_Stated goal 1_. Translate this sentence from the post about Ben Webster into Spanish: "All those years later Sweets still looked shocked."
_Stated goal 2_. Resume the post about Ben Webster and Art Tatum from its final sentence.

[Dixielandjazz] Ben Webster & Danny Boy (was Charlie Parker ~ Dixieland?)
ROBERT R. CALDER
serapion at btinternet.com
Wed Jul 21 23:49:08 PDT 2010
I do remember seeing a documentary on Ben Webster, which also had the eerie
scene of Ben's Grave with Hal Ashby at his most Websterian playing in homage.
Harrysweets (as Buddy Tate called him -- even called to him when he was trying
to catch his attention when I was talking to Buddy) Edison was reminiscing
about the Webster-Tatum recording session. Sweets was appalled at the lese
majeste of Webster stopping one number and telling Tatum the duties of the
accompanist -- and how the pianist's oar should not be put in quite to the
extent Tatum was doing it. "Ben... that's Art Tatum you're talking to .... you
don't say things like that to Art Tatum..." All those years later Sweets still
looked shocked.
Actually the most memorable moment in that whole recording is where Tatum
introduces a complex little dancing figure into "All the Things You Are" --
something worthy of Barney Bigard.
I'm fairly sure it was Peterson on the record I remember Humph playing, and
have myself. Not that it matters, since that was one case in which the
soloist's dream wasn't to be disturbed.

_Information shown_.

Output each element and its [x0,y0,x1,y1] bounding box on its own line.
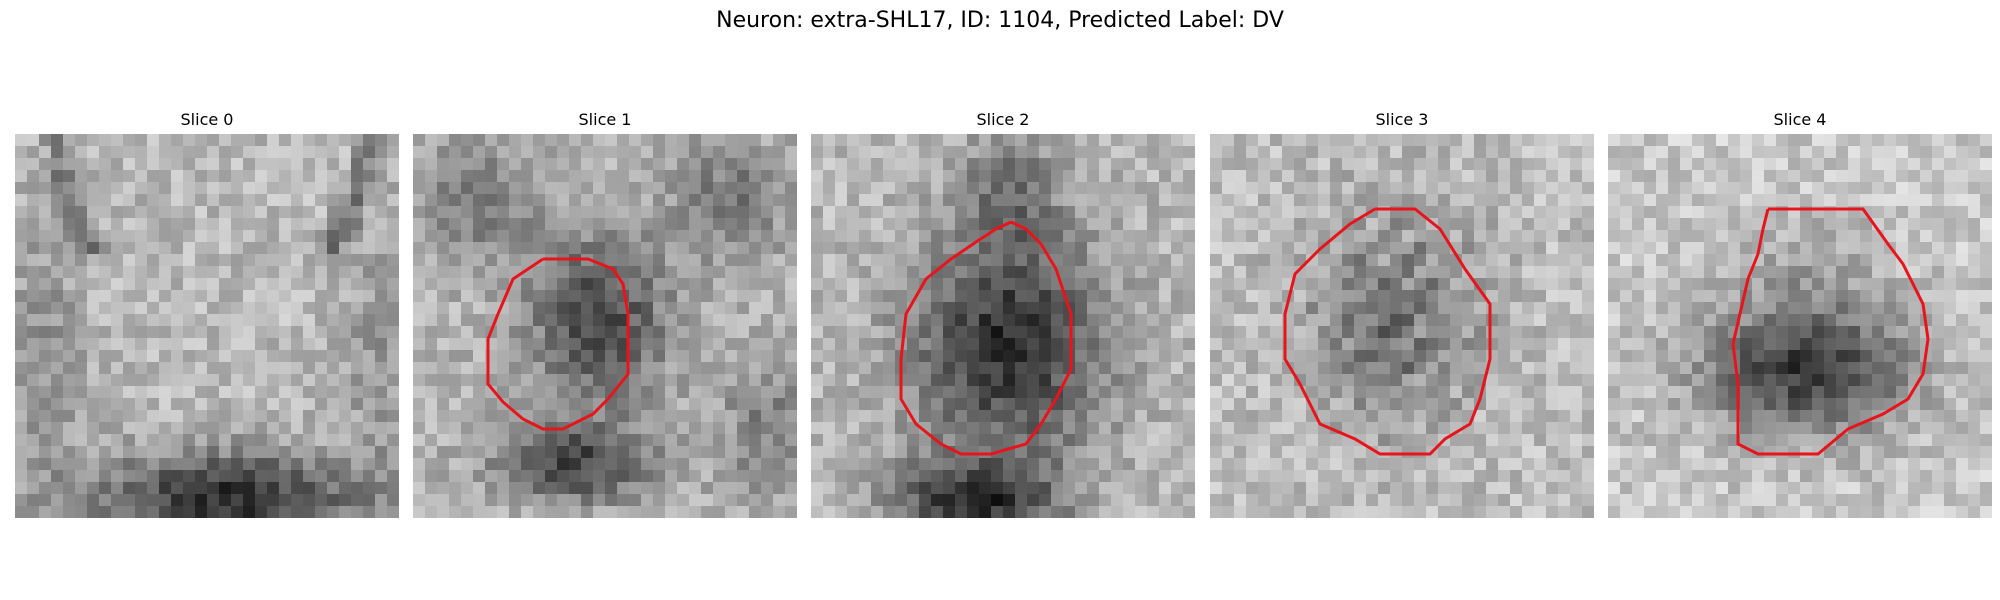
slice-panel-0: Slice 0 [15,110,399,518]
grayscale-patch [413,134,797,518]
segmentation-contour [899,220,1073,456]
segmentation-contour [486,257,630,431]
slice-image-0 [15,134,399,518]
slice-title: Slice 0 [180,110,234,129]
slice-panel-2: Slice 2 [811,110,1195,518]
slice-panel-4: Slice 4 [1608,110,1992,518]
slice-image-3 [1210,134,1594,518]
slice-title: Slice 4 [1773,110,1827,129]
grayscale-patch [811,134,1195,518]
slice-panel-3: Slice 3 [1210,110,1594,518]
slice-title: Slice 3 [1375,110,1429,129]
slice-image-4 [1608,134,1992,518]
segmentation-contour [1731,207,1930,456]
slice-title: Slice 2 [976,110,1030,129]
segmentation-contour [1283,207,1492,456]
slice-title: Slice 1 [578,110,632,129]
slice-image-1 [413,134,797,518]
slice-panel-1: Slice 1 [413,110,797,518]
slice-image-2 [811,134,1195,518]
figure-title: Neuron: extra-SHL17, ID: 1104, Predicted… [716,8,1284,33]
grayscale-patch [15,134,399,518]
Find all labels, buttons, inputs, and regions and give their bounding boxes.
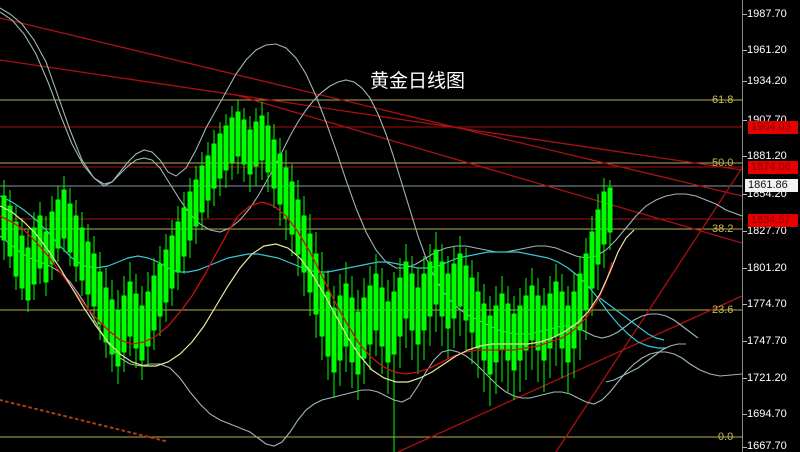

_Exercise result 1_. Tantos años después, Sweets aún parecía escandalizado.

_Exercise result 2_.
As Ken Mathieson observes, Parker was doing almost no really new thing, he was
doing things which had been done before, but concentrating on some things to
the exclusion of others, for musical reasons of his own. With Jazz as with
every art there is at one extreme the risk of narrowness, and the other the
danger of falling back into a lot of mutually neutralising qualities. Which is
something Oscar Peterson could at times slip into. I always found Parker a bit
restricted in his emotional range, circumscribed by the rhythmic conception
which led Panassie to declare his music not jazz. Ken's suggestion that Parker
might have been inspired by the virtuosity of some New Orleans style
clarinetists certainly has something to it.
If you want to talk about Parker and older musicians less remote from the
interests this site exercises, there's on the one side Rudy Williams, who did
amazing things with A; Cooper's Savoy Sultans but later had his timing mucked
up by attempts at emulation, and there's Earle Warren, who integrated his
lessons from Parker into an overall conception at home in Dixieland and a wider
range of contexts. Like some wonderful clarinet on a Henry Allen LP, a quartet
gig with Laurie Chescoe on BBC radio. A successor of Trumbauer?
Of course the really amusing thing about Bruce Turner's appearance on alto in
Humph's 1950s band being greeted with GO HOME, DIRTY BOPPER is that Bruce not
only disliked Parker's music but spelled out what he regarded as its
deficiencies.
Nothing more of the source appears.